• [Problem to solve]:
Locate the word "screenshot" in the entries below, then gather every line that holds it.

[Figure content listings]

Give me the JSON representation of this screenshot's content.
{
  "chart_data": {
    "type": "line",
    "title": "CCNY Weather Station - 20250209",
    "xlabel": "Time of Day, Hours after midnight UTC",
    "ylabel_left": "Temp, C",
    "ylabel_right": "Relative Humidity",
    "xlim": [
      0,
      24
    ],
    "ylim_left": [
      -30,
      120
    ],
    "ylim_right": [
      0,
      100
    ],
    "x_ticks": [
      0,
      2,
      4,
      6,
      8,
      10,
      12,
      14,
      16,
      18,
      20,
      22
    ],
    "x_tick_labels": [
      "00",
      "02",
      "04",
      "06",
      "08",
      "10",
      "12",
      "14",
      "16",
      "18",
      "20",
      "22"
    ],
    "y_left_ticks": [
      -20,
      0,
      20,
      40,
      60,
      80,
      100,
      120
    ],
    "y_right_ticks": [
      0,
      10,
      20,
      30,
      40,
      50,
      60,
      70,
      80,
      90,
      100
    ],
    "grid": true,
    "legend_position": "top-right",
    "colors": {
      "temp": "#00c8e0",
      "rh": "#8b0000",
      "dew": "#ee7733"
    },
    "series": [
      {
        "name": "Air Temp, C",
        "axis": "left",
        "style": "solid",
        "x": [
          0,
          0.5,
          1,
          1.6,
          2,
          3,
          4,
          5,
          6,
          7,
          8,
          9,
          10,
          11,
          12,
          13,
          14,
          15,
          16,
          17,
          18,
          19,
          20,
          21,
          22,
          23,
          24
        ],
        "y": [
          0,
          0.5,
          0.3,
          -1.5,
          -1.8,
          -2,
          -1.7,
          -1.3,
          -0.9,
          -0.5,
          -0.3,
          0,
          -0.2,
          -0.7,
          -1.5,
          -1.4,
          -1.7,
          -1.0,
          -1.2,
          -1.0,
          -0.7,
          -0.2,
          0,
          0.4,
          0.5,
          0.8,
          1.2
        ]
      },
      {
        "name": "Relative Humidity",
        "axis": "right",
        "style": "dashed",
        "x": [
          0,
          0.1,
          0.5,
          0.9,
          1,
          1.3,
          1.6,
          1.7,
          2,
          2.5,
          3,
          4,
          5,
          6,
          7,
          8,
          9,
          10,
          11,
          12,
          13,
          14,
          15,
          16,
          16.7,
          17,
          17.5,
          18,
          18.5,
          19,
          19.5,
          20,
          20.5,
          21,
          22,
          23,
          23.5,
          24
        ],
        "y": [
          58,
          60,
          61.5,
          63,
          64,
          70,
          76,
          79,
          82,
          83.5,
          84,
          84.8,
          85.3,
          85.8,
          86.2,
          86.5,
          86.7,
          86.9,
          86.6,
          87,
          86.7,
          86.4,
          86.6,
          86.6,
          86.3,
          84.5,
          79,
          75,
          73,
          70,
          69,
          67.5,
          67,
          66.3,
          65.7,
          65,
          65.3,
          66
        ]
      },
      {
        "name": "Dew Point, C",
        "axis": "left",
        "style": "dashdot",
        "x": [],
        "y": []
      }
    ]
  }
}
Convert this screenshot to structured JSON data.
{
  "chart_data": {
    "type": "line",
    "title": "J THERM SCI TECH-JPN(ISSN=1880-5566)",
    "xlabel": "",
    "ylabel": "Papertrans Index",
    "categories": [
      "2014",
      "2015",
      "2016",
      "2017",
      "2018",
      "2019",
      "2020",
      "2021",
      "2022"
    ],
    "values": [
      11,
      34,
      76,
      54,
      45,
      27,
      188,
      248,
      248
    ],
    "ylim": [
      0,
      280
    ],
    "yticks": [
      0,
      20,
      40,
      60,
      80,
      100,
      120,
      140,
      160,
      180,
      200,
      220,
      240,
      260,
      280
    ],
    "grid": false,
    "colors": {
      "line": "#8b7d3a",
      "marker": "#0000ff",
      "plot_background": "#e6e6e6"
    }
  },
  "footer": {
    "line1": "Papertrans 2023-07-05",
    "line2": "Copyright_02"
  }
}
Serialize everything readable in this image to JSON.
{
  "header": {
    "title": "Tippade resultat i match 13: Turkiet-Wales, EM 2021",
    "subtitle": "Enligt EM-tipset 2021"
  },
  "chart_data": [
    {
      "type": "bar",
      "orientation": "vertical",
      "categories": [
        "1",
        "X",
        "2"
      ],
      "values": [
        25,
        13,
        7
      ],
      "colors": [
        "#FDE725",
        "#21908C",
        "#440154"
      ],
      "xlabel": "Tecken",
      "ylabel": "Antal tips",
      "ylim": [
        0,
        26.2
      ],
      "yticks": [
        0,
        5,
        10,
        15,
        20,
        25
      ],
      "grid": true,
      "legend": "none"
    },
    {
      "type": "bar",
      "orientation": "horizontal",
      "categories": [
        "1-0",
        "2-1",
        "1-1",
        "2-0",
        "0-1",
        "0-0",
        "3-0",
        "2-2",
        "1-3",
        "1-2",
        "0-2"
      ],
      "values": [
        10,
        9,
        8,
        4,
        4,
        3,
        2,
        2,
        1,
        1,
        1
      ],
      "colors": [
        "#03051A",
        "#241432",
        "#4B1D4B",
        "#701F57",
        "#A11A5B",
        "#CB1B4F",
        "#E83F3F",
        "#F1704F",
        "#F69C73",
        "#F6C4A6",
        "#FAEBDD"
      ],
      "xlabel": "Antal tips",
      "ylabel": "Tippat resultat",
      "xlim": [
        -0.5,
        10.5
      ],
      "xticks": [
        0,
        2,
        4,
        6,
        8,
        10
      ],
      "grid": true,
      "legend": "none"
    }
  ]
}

• [Exercise answer]:
Give me the JSON representation of this screenshot's content.
Convert this screenshot to structured JSON data.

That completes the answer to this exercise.